(Stored items)
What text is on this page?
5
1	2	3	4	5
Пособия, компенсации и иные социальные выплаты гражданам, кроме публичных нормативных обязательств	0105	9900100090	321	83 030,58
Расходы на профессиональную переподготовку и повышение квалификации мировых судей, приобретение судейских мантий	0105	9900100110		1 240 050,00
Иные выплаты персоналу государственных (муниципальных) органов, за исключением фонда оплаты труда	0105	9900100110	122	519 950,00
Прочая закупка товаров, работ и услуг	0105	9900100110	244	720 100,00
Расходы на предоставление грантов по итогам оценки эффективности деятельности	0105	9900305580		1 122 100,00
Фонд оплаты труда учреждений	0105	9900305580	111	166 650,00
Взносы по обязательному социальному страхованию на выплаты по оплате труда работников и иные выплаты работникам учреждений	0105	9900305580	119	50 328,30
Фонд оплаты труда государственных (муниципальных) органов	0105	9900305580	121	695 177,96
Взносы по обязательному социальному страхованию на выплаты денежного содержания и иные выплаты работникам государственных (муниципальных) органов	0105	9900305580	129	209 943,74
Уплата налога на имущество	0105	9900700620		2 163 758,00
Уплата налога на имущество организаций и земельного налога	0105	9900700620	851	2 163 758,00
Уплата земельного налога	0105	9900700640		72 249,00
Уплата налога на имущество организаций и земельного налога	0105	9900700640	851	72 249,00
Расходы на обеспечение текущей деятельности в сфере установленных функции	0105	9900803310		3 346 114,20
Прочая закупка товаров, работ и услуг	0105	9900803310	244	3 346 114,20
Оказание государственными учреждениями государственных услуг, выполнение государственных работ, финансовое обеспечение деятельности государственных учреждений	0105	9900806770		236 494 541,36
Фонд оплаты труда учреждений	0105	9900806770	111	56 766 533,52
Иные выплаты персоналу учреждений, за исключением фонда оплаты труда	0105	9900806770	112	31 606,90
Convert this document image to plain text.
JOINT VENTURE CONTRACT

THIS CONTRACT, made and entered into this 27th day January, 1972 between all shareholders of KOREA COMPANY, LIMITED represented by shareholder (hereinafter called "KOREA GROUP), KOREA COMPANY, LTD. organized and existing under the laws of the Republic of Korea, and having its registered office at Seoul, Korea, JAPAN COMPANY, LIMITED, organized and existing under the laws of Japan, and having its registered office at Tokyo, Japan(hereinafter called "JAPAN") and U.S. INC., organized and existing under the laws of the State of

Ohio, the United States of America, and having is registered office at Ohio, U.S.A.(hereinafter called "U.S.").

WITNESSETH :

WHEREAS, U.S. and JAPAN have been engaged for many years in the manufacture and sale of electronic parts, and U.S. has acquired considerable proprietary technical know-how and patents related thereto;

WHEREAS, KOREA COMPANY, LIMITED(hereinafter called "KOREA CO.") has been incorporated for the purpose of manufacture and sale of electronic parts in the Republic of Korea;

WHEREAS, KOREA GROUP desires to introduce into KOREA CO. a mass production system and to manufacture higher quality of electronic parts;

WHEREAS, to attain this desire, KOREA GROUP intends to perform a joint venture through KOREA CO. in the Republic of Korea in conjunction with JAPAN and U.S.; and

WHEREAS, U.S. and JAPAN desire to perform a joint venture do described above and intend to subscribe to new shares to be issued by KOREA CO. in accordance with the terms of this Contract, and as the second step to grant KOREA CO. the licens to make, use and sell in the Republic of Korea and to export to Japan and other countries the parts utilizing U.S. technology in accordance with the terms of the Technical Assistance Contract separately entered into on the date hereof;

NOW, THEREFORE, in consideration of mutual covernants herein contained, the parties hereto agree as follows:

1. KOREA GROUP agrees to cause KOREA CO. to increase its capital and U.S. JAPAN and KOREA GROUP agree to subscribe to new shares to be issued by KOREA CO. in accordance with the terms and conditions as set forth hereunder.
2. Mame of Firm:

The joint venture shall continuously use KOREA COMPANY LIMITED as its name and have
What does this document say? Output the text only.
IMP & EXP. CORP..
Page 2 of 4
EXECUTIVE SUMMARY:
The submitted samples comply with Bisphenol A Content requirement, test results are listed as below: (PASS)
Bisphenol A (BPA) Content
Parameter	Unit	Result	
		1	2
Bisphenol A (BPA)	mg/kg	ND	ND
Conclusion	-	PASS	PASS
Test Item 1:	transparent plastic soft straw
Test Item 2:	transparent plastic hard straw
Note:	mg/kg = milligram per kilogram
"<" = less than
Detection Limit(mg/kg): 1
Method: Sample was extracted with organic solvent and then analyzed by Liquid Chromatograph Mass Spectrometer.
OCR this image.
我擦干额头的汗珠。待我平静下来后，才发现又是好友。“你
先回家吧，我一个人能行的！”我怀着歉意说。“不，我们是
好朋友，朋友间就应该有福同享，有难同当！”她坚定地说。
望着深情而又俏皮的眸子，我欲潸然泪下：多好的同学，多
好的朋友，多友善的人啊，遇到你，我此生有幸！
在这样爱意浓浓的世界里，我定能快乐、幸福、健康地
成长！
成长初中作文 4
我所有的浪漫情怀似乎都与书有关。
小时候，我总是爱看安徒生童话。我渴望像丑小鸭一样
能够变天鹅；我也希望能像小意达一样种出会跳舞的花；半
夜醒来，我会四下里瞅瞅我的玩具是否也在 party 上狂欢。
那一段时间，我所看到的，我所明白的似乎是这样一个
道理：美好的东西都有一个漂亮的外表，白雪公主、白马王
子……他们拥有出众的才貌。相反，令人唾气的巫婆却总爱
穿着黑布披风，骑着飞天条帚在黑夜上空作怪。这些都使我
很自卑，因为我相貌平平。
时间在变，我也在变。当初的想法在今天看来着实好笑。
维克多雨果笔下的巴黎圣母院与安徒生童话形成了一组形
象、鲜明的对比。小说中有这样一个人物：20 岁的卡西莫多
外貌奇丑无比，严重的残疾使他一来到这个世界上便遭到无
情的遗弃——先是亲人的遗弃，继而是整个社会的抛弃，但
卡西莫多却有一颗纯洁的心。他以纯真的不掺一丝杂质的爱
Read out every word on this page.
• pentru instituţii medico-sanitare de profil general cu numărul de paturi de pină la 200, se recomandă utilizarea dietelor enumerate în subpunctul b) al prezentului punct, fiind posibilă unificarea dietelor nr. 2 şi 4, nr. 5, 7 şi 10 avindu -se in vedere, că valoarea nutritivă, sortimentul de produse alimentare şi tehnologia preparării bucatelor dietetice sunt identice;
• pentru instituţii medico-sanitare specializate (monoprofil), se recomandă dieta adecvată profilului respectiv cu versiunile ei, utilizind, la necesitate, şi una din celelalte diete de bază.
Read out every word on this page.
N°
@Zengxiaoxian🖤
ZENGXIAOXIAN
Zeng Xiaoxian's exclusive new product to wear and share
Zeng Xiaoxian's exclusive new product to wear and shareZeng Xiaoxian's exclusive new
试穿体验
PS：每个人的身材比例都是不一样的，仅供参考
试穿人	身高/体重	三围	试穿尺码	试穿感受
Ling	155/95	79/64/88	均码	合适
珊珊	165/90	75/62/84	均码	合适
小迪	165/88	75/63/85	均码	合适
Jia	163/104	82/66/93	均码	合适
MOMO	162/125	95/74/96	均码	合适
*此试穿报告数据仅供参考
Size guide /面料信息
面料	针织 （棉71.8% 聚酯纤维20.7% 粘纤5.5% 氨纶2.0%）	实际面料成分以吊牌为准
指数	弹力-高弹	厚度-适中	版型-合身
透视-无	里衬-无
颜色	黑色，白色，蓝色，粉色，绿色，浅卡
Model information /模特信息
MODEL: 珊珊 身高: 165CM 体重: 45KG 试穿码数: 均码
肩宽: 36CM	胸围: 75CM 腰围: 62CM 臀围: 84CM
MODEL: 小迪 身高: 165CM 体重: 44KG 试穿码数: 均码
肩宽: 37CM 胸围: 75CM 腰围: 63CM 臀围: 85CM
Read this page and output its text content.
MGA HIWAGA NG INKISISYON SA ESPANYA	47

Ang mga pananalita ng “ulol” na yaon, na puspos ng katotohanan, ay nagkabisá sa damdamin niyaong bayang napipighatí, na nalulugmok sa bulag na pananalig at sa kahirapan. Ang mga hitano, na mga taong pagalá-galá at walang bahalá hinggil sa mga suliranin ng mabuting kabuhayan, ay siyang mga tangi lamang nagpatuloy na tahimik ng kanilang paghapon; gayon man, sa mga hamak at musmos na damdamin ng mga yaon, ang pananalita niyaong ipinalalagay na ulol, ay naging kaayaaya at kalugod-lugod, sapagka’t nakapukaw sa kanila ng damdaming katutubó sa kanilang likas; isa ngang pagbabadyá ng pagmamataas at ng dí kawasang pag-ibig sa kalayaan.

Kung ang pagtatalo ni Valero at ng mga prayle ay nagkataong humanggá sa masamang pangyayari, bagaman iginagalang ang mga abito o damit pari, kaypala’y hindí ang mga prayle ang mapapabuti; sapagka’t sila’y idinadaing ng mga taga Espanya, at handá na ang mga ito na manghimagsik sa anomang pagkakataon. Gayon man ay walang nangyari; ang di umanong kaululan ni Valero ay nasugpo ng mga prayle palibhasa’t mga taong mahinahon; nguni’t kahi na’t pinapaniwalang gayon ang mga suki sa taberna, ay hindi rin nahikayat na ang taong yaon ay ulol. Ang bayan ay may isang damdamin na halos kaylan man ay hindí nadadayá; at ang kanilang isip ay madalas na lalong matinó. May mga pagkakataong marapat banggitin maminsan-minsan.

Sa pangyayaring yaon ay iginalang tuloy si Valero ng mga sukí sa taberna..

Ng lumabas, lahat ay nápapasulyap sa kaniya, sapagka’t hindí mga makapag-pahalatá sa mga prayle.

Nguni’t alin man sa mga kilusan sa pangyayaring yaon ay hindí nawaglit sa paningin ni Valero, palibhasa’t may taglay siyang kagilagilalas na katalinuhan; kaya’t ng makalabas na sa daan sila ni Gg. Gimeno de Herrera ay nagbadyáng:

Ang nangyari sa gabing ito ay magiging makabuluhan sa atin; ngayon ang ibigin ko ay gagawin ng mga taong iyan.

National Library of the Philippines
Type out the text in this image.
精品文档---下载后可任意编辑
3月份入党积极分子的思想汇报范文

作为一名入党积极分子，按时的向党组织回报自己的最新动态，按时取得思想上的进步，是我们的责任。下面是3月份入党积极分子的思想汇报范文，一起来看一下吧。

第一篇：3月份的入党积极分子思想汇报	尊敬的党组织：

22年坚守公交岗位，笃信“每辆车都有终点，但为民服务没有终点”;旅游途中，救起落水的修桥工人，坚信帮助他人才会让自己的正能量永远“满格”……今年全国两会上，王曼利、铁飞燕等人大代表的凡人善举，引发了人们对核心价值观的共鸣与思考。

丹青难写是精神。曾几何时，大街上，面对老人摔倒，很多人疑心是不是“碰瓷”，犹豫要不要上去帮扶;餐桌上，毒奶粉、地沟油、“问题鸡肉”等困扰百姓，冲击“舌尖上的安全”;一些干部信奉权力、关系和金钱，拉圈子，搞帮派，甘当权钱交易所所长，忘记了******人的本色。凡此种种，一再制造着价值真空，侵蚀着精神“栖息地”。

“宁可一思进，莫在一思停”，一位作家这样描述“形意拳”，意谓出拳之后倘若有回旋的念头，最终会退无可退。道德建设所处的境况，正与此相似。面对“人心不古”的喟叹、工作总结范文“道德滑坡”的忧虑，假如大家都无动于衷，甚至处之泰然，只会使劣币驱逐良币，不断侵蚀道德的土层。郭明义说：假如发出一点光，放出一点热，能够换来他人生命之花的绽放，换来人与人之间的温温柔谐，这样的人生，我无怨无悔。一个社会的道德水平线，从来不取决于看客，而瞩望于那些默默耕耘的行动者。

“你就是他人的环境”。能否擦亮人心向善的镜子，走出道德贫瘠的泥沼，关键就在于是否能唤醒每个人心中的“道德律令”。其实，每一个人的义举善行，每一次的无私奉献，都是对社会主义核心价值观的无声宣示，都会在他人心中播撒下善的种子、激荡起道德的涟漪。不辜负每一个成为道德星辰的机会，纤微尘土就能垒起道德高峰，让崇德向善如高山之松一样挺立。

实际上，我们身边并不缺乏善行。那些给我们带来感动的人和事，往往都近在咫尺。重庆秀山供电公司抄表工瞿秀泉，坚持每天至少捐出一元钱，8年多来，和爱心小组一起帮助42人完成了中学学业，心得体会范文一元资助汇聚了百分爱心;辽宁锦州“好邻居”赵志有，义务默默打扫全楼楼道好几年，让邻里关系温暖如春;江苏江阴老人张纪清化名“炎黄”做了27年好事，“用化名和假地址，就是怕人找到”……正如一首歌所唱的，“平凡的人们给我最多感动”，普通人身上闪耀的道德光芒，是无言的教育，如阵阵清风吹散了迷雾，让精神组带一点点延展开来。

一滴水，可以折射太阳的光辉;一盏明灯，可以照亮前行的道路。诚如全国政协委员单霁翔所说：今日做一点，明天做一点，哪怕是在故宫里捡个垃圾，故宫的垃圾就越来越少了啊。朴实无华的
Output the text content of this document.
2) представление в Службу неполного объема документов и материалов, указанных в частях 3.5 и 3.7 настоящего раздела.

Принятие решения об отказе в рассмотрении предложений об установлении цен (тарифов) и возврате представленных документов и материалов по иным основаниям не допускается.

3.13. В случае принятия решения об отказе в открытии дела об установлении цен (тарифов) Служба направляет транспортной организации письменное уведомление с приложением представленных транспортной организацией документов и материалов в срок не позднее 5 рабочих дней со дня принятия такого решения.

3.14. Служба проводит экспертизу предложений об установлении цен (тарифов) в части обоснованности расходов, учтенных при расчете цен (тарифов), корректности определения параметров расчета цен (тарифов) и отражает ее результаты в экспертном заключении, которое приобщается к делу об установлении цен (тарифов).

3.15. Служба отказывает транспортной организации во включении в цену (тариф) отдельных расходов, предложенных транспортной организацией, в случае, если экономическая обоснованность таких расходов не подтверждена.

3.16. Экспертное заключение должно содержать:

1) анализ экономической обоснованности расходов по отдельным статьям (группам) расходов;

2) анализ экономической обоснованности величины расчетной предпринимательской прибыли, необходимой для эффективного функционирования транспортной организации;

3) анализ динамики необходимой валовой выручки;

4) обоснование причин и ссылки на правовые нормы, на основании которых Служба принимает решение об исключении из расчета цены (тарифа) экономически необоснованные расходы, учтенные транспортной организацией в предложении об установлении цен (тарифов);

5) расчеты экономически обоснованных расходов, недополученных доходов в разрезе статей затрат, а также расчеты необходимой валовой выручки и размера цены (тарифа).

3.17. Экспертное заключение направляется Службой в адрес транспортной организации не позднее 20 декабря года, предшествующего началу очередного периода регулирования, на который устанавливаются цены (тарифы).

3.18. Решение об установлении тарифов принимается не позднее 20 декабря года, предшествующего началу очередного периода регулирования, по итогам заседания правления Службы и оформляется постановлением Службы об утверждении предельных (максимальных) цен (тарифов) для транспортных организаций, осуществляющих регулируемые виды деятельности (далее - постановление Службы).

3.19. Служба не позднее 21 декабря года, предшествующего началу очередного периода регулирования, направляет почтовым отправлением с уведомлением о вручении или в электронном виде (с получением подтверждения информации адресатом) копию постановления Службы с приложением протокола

(Exercise requirements):
Give the number of lines above that hold the word "выручки", and nothing more.

(Written answer):
2